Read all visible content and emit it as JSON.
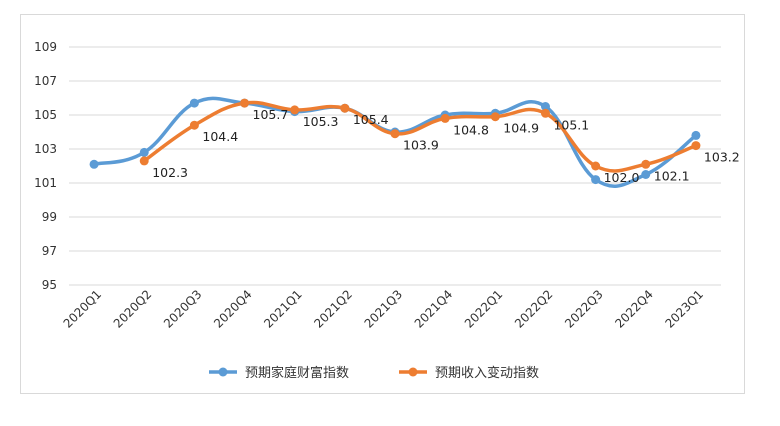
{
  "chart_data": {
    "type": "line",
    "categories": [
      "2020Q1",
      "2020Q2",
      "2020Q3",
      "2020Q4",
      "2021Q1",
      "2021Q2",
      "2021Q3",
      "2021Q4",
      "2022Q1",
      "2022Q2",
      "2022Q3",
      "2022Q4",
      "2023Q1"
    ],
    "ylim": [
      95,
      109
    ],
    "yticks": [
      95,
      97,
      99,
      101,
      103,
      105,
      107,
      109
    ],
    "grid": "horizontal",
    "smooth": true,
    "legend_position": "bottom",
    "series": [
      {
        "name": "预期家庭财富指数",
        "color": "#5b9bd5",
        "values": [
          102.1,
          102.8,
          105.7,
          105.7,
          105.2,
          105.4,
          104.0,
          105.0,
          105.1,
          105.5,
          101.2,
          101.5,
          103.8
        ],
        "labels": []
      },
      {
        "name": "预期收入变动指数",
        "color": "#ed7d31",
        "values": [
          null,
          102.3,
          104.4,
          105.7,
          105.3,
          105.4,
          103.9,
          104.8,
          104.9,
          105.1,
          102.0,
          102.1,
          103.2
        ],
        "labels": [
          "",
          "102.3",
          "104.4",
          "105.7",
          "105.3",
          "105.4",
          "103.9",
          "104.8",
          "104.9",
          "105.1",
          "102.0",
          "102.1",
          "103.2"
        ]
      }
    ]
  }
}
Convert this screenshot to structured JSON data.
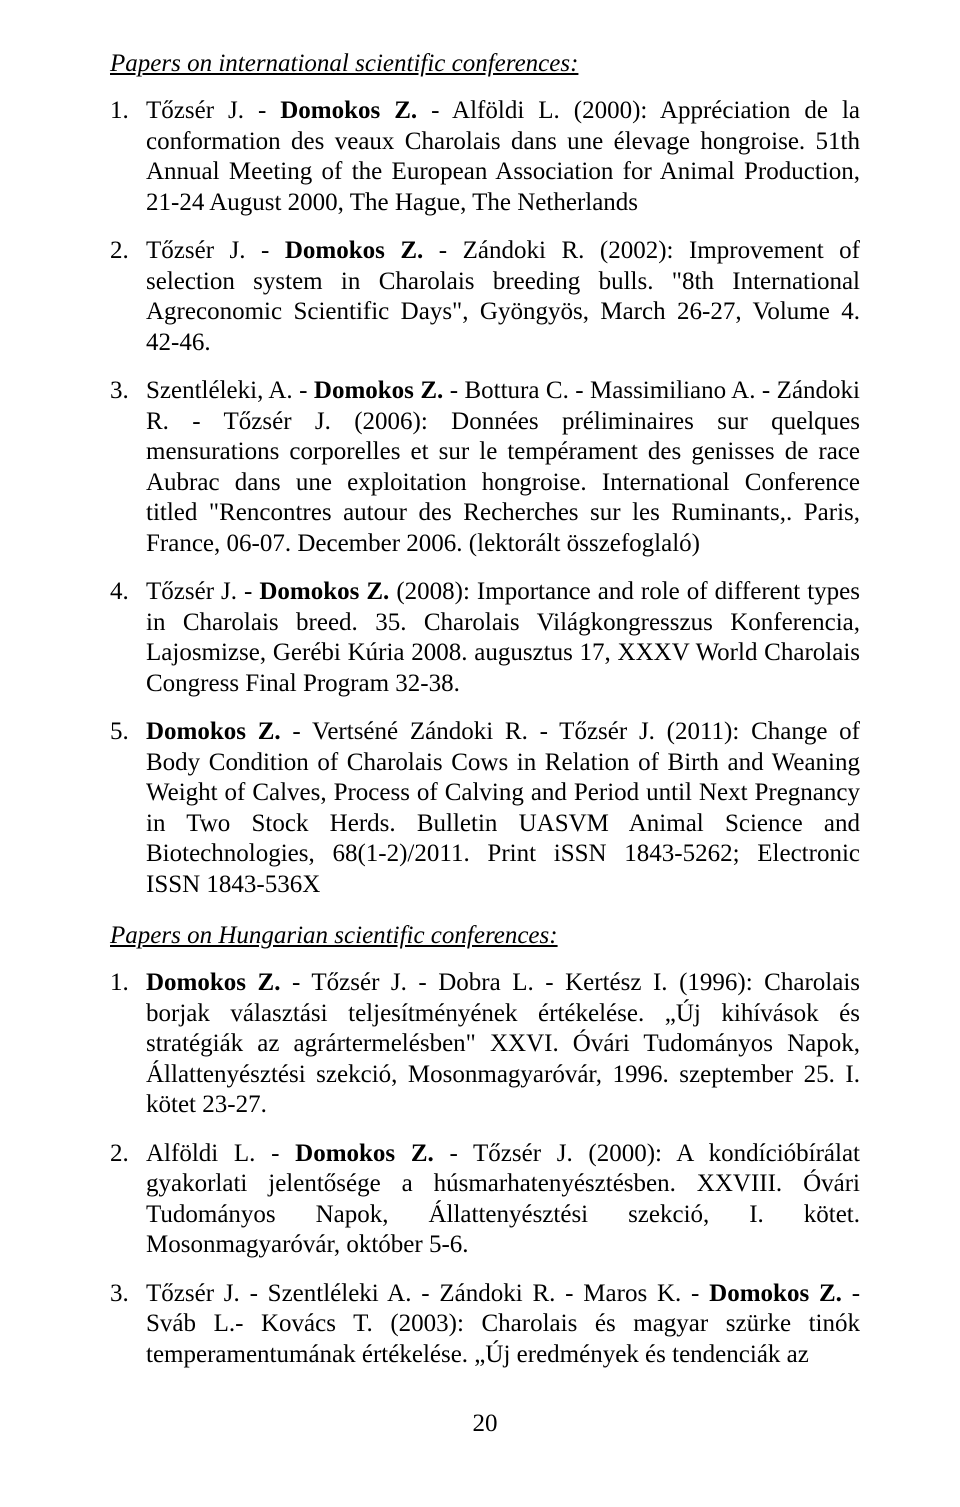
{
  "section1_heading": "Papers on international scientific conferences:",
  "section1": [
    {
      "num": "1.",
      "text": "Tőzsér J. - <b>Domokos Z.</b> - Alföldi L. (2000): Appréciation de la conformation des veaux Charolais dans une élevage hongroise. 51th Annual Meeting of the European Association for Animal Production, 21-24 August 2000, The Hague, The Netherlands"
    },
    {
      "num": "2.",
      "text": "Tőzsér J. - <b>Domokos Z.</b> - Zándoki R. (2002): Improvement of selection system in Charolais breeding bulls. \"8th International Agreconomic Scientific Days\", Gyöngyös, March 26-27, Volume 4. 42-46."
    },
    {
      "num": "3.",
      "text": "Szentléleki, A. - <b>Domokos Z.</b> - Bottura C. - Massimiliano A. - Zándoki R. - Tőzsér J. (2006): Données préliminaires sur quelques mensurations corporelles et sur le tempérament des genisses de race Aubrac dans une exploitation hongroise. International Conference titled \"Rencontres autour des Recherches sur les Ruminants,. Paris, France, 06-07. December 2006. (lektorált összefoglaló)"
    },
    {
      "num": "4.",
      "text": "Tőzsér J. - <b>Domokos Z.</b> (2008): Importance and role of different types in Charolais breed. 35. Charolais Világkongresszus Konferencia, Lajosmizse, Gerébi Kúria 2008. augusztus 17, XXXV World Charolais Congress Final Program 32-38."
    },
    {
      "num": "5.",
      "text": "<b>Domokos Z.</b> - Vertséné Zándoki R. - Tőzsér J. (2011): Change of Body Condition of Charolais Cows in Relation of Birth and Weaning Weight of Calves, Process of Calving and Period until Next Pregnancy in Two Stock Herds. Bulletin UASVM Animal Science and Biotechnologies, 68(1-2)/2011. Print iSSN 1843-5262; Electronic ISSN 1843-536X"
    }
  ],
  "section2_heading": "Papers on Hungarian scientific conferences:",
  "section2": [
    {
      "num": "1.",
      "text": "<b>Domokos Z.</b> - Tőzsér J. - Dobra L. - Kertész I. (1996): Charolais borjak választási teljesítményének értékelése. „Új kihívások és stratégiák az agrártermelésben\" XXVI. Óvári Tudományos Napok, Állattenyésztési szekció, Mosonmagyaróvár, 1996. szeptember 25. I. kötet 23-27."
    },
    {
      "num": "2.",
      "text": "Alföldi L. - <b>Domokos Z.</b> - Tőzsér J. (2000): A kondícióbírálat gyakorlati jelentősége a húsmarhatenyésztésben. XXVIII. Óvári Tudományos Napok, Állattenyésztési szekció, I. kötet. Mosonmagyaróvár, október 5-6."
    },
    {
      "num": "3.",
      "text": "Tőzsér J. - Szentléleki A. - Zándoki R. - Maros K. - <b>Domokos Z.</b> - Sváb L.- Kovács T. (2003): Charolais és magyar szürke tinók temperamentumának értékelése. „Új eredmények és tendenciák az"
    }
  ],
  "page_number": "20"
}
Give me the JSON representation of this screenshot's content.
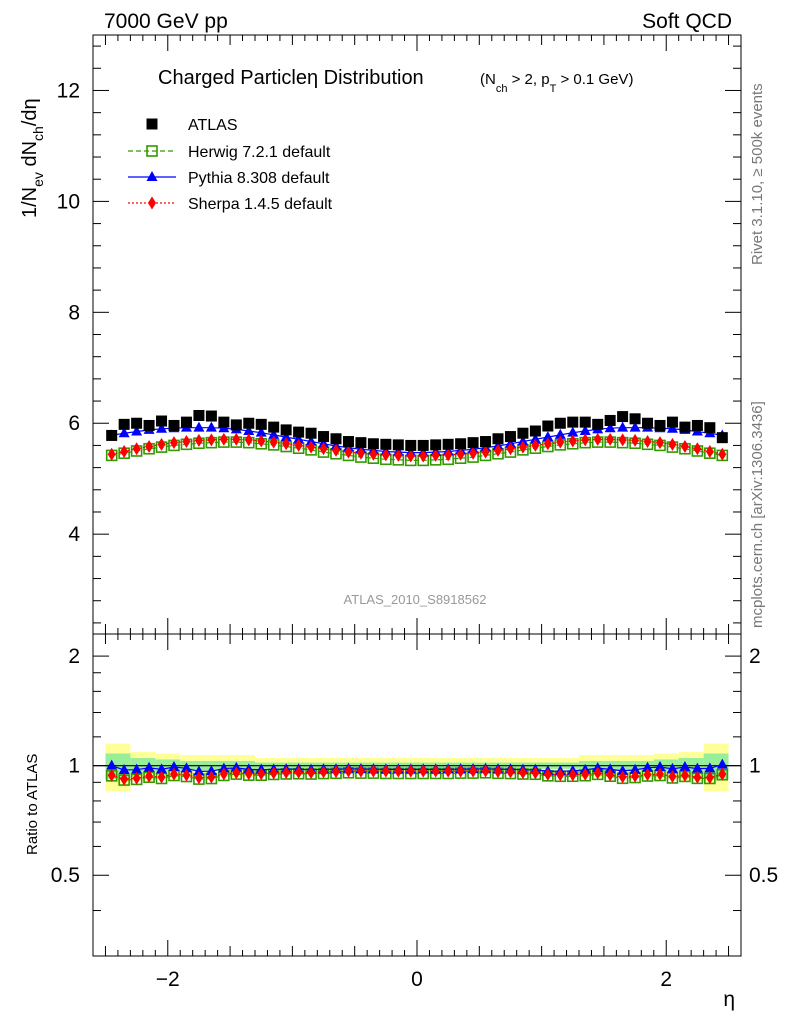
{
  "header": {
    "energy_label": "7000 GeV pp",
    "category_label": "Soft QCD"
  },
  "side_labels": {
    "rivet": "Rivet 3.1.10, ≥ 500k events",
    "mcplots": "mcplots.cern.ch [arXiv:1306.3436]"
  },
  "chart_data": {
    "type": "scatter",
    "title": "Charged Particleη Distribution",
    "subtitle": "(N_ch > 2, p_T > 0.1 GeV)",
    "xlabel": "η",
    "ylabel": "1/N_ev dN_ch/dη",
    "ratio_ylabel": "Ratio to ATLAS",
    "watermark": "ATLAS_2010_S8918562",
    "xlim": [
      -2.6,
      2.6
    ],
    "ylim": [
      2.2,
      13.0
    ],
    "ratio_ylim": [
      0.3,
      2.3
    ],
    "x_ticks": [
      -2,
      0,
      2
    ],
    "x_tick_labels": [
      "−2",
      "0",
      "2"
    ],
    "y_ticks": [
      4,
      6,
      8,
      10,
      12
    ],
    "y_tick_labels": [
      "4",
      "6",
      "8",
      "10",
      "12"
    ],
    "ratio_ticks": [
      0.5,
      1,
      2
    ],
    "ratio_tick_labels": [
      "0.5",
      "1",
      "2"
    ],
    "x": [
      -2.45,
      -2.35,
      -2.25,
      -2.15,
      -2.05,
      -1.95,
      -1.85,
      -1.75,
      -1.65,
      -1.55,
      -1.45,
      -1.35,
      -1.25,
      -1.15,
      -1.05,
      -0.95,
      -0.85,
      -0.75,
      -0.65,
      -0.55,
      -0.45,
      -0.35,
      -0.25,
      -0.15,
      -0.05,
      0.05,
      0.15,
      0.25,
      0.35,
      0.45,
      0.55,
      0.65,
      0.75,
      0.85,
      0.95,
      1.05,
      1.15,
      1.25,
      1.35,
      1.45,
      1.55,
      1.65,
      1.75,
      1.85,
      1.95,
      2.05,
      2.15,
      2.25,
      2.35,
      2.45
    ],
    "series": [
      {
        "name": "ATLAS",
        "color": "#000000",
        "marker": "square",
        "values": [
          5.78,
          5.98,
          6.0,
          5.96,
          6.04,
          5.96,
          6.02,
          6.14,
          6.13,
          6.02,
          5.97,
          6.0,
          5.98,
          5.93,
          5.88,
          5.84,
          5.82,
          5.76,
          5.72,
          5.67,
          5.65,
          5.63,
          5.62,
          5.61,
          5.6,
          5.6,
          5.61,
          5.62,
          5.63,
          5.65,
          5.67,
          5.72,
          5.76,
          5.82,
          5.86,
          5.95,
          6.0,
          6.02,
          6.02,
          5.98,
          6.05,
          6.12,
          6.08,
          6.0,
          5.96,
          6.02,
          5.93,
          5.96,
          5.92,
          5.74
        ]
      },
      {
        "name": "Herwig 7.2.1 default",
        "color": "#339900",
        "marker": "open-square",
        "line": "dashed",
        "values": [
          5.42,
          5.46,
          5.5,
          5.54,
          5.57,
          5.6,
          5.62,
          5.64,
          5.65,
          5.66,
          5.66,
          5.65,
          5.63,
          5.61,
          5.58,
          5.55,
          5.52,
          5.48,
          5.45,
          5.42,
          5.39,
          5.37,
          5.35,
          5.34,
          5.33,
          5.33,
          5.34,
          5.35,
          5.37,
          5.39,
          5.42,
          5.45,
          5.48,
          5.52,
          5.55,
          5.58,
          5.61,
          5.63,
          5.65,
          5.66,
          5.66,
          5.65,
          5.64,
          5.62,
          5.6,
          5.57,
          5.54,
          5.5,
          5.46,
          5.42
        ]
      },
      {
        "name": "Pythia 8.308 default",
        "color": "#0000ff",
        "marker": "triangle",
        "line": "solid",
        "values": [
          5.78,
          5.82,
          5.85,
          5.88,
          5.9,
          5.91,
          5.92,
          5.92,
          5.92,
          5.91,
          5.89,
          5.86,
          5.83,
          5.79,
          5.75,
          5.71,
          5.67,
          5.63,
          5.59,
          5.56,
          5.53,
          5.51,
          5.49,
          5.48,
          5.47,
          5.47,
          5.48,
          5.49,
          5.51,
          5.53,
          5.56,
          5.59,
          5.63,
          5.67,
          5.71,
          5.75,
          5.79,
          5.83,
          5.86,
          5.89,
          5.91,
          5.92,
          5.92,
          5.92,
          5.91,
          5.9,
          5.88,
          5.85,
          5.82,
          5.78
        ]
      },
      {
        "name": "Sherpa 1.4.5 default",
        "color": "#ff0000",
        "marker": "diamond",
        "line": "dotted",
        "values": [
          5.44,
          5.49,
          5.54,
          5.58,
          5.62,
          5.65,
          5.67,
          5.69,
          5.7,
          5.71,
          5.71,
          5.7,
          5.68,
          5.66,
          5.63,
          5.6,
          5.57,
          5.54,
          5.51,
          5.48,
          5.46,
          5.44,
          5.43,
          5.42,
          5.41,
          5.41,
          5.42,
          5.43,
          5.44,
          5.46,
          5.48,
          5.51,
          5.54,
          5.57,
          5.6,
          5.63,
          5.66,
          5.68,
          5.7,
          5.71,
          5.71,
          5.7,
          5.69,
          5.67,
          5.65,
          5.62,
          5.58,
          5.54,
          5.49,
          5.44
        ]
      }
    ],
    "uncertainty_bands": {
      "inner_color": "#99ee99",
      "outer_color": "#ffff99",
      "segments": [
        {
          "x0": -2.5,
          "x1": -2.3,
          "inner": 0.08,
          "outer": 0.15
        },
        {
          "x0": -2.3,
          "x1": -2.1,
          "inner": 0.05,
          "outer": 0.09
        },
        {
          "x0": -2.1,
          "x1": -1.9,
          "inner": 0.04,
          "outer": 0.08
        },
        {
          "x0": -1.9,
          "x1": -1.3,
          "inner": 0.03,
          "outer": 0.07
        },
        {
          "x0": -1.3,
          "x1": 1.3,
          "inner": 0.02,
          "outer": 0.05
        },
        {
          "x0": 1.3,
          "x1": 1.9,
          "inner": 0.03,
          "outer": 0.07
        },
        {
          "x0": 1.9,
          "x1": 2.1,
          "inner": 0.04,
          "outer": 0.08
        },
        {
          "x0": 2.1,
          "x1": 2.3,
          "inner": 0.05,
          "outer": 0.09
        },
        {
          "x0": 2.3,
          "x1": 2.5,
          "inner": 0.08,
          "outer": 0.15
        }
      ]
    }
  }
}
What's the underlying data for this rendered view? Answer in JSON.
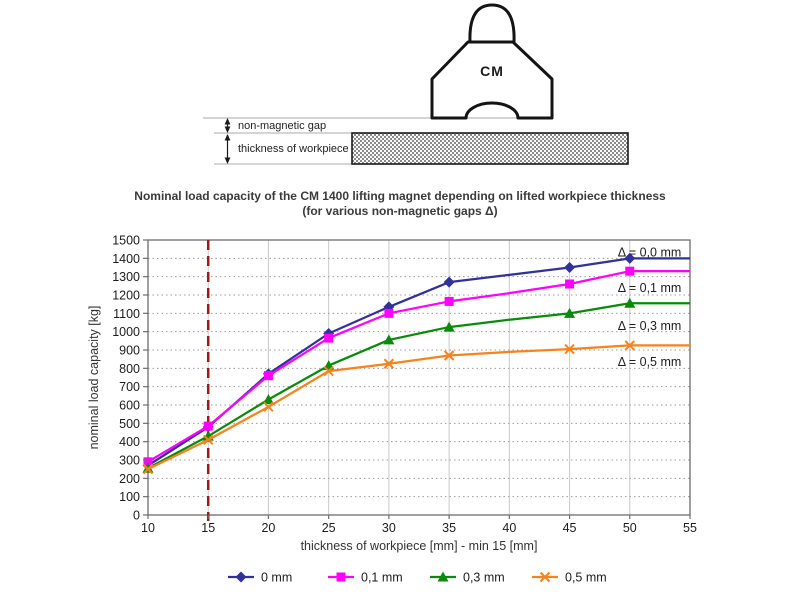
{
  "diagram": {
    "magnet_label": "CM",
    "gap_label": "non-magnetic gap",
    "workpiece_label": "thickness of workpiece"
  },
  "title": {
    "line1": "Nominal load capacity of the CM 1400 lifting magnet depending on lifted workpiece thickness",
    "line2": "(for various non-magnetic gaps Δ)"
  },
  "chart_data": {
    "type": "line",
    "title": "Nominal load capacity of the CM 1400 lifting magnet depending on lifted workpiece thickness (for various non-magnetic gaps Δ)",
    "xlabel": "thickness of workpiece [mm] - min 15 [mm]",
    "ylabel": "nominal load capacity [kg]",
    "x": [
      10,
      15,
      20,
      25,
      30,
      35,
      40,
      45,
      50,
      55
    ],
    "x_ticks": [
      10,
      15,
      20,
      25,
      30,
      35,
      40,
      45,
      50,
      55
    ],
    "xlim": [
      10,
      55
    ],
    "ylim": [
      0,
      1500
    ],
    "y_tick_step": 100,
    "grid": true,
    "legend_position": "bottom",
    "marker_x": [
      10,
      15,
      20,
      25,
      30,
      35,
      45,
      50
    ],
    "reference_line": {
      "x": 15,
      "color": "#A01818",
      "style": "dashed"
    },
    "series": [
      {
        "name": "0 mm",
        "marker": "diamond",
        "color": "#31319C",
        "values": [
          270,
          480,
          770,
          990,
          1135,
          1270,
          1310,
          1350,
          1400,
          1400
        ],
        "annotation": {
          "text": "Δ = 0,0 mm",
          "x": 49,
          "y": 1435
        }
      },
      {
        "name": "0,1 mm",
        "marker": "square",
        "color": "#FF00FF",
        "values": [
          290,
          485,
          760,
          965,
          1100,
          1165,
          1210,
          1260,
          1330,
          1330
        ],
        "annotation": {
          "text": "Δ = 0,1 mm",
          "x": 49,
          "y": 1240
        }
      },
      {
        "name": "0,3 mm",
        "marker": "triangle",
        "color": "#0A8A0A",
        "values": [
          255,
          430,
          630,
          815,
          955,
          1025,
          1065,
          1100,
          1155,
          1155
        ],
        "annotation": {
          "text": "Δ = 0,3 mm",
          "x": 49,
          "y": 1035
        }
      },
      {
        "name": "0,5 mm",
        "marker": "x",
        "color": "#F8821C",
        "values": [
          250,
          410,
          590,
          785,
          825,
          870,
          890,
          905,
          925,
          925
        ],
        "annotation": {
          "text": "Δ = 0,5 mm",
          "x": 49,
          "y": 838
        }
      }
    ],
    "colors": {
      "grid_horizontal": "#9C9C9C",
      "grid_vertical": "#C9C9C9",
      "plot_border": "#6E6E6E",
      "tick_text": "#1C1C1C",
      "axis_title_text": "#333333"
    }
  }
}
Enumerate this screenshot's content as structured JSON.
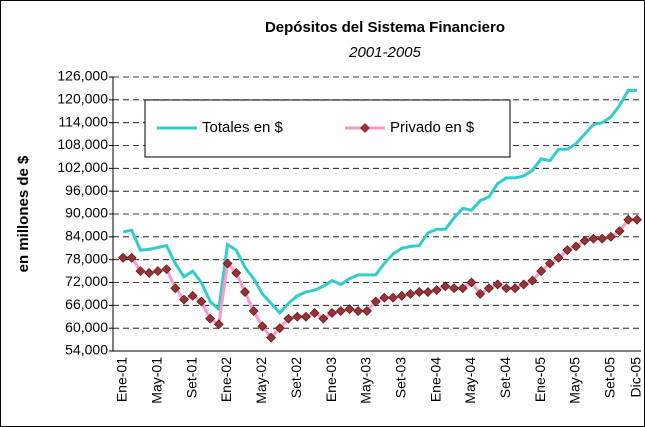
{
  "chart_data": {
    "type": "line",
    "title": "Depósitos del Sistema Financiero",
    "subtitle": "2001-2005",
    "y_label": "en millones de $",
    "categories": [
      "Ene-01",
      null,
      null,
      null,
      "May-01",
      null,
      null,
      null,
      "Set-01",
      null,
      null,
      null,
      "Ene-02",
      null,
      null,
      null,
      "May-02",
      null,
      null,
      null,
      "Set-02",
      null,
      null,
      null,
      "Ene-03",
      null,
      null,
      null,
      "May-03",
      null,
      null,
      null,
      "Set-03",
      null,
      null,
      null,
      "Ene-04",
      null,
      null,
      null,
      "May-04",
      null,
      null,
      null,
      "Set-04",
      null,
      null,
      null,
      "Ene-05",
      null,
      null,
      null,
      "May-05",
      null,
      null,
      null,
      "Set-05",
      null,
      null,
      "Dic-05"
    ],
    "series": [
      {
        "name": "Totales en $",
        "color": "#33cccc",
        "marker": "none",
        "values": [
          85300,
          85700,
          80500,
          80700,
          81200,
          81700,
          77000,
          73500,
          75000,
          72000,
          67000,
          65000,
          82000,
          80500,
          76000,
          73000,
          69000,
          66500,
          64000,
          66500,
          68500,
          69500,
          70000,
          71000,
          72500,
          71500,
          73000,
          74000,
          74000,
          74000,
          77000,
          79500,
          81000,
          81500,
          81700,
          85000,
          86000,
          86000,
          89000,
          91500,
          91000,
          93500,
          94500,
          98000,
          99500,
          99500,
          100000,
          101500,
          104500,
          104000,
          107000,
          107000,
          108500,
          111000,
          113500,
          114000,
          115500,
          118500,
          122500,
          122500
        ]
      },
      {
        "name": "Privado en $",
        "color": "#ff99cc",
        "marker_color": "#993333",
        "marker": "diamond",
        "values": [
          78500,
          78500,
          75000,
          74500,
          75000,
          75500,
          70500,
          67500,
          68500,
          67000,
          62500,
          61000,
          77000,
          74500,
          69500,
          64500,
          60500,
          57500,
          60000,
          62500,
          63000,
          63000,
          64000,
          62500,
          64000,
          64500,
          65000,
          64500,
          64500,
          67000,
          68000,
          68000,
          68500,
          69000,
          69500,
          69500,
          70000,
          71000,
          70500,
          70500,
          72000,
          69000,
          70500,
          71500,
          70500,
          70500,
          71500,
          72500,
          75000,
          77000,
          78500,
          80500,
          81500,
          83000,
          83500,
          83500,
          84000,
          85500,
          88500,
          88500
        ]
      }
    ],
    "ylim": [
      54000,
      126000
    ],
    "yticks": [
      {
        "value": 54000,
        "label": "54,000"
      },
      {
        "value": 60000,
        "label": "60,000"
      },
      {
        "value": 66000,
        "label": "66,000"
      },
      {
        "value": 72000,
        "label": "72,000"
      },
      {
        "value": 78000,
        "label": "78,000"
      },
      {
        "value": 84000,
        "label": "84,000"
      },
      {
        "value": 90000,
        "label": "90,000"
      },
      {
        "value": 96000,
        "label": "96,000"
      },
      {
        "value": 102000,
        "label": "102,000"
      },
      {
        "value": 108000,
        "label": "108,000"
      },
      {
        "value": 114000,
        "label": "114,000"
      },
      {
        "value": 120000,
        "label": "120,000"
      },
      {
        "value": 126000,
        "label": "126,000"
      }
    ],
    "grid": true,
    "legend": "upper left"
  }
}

§ §

Task brief: Report how many lines in the data contain the word "workpiece", with no words besides the number.

Answer: 4